● **The task**
Exactly reproduce each line of the listing that follows.

● **Information given**
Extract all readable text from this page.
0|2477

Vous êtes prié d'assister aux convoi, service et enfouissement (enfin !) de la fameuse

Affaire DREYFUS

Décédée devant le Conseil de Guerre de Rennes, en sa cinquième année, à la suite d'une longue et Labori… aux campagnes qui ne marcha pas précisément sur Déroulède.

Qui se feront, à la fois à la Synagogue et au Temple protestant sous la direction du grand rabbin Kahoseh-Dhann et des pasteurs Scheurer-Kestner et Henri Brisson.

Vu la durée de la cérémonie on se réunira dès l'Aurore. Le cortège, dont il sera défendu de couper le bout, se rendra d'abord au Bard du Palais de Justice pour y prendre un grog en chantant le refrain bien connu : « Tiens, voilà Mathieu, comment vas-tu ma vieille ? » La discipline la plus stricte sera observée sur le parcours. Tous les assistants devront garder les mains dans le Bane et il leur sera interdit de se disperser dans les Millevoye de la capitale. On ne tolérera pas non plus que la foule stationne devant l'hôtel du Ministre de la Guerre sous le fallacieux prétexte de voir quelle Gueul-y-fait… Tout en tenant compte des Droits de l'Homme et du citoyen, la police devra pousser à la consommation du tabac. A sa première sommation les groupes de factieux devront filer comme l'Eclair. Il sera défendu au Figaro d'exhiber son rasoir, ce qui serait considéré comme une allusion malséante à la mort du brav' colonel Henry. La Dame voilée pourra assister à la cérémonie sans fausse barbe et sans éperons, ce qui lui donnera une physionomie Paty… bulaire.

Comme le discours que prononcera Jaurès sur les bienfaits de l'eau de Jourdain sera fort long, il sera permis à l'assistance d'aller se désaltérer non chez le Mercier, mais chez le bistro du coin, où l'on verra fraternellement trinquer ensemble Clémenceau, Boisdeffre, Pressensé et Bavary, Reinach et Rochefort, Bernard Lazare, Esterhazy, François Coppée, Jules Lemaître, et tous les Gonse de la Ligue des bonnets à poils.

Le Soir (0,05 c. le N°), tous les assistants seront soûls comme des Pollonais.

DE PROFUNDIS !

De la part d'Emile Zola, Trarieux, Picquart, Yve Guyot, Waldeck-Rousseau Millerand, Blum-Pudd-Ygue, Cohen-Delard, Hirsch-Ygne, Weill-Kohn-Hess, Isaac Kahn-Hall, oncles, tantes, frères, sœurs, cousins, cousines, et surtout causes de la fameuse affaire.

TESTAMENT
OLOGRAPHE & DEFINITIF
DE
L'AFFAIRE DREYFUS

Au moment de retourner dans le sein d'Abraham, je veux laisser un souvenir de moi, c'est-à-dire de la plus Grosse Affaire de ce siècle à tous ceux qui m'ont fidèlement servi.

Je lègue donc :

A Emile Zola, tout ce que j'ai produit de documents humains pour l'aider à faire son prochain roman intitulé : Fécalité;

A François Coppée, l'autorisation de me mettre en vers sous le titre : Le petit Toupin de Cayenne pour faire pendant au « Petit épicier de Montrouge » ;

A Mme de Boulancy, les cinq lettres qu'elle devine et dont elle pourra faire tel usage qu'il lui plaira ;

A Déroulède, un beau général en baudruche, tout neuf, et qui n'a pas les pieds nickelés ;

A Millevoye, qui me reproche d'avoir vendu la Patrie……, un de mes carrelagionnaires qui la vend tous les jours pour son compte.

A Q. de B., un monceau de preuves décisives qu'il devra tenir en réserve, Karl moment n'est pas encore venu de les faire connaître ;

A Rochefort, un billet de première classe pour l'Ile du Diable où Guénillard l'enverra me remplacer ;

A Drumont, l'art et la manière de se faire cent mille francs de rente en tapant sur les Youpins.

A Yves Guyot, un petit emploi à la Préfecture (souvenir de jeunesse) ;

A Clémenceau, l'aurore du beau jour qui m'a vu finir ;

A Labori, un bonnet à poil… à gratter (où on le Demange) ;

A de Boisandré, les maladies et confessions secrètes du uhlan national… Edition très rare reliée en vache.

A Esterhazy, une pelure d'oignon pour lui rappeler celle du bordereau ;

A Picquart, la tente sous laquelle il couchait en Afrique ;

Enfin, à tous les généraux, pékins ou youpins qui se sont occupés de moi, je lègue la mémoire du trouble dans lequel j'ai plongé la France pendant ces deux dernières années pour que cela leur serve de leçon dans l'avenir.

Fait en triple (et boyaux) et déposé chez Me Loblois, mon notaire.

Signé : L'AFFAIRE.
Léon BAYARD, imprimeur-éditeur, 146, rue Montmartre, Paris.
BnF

● **Written solution**
Extract all readable text from this page.
0|2477

Vous êtes prié d'assister aux convoi, service et enfouissement (enfin !) de la fameuse

Affaire DREYFUS

Décédée devant le Conseil de Guerre de Rennes, en sa cinquième année, à la suite d'une longue et Labori… aux campagnes qui ne marcha pas précisément sur Déroulède.

Qui se feront, à la fois à la Synagogue et au Temple protestant sous la direction du grand rabbin Kahoseh-Dhann et des pasteurs Scheurer-Kestner et Henri Brisson.

Vu la durée de la cérémonie on se réunira dès l'Aurore. Le cortège, dont il sera défendu de couper le bout, se rendra d'abord au Bard du Palais de Justice pour y prendre un grog en chantant le refrain bien connu : « Tiens, voilà Mathieu, comment vas-tu ma vieille ? » La discipline la plus stricte sera observée sur le parcours. Tous les assistants devront garder les mains dans le Bane et il leur sera interdit de se disperser dans les Millevoye de la capitale. On ne tolérera pas non plus que la foule stationne devant l'hôtel du Ministre de la Guerre sous le fallacieux prétexte de voir quelle Gueul-y-fait… Tout en tenant compte des Droits de l'Homme et du citoyen, la police devra pousser à la consommation du tabac. A sa première sommation les groupes de factieux devront filer comme l'Eclair. Il sera défendu au Figaro d'exhiber son rasoir, ce qui serait considéré comme une allusion malséante à la mort du brav' colonel Henry. La Dame voilée pourra assister à la cérémonie sans fausse barbe et sans éperons, ce qui lui donnera une physionomie Paty… bulaire.

Comme le discours que prononcera Jaurès sur les bienfaits de l'eau de Jourdain sera fort long, il sera permis à l'assistance d'aller se désaltérer non chez le Mercier, mais chez le bistro du coin, où l'on verra fraternellement trinquer ensemble Clémenceau, Boisdeffre, Pressensé et Bavary, Reinach et Rochefort, Bernard Lazare, Esterhazy, François Coppée, Jules Lemaître, et tous les Gonse de la Ligue des bonnets à poils.

Le Soir (0,05 c. le N°), tous les assistants seront soûls comme des Pollonais.

DE PROFUNDIS !

De la part d'Emile Zola, Trarieux, Picquart, Yve Guyot, Waldeck-Rousseau Millerand, Blum-Pudd-Ygue, Cohen-Delard, Hirsch-Ygne, Weill-Kohn-Hess, Isaac Kahn-Hall, oncles, tantes, frères, sœurs, cousins, cousines, et surtout causes de la fameuse affaire.

TESTAMENT
OLOGRAPHE & DEFINITIF
DE
L'AFFAIRE DREYFUS

Au moment de retourner dans le sein d'Abraham, je veux laisser un souvenir de moi, c'est-à-dire de la plus Grosse Affaire de ce siècle à tous ceux qui m'ont fidèlement servi.

Je lègue donc :

A Emile Zola, tout ce que j'ai produit de documents humains pour l'aider à faire son prochain roman intitulé : Fécalité;

A François Coppée, l'autorisation de me mettre en vers sous le titre : Le petit Toupin de Cayenne pour faire pendant au « Petit épicier de Montrouge » ;

A Mme de Boulancy, les cinq lettres qu'elle devine et dont elle pourra faire tel usage qu'il lui plaira ;

A Déroulède, un beau général en baudruche, tout neuf, et qui n'a pas les pieds nickelés ;

A Millevoye, qui me reproche d'avoir vendu la Patrie……, un de mes carrelagionnaires qui la vend tous les jours pour son compte.

A Q. de B., un monceau de preuves décisives qu'il devra tenir en réserve, Karl moment n'est pas encore venu de les faire connaître ;

A Rochefort, un billet de première classe pour l'Ile du Diable où Guénillard l'enverra me remplacer ;

A Drumont, l'art et la manière de se faire cent mille francs de rente en tapant sur les Youpins.

A Yves Guyot, un petit emploi à la Préfecture (souvenir de jeunesse) ;

A Clémenceau, l'aurore du beau jour qui m'a vu finir ;

A Labori, un bonnet à poil… à gratter (où on le Demange) ;

A de Boisandré, les maladies et confessions secrètes du uhlan national… Edition très rare reliée en vache.

A Esterhazy, une pelure d'oignon pour lui rappeler celle du bordereau ;

A Picquart, la tente sous laquelle il couchait en Afrique ;

Enfin, à tous les généraux, pékins ou youpins qui se sont occupés de moi, je lègue la mémoire du trouble dans lequel j'ai plongé la France pendant ces deux dernières années pour que cela leur serve de leçon dans l'avenir.

Fait en triple (et boyaux) et déposé chez Me Loblois, mon notaire.

Signé : L'AFFAIRE.
Léon BAYARD, imprimeur-éditeur, 146, rue Montmartre, Paris.
BnF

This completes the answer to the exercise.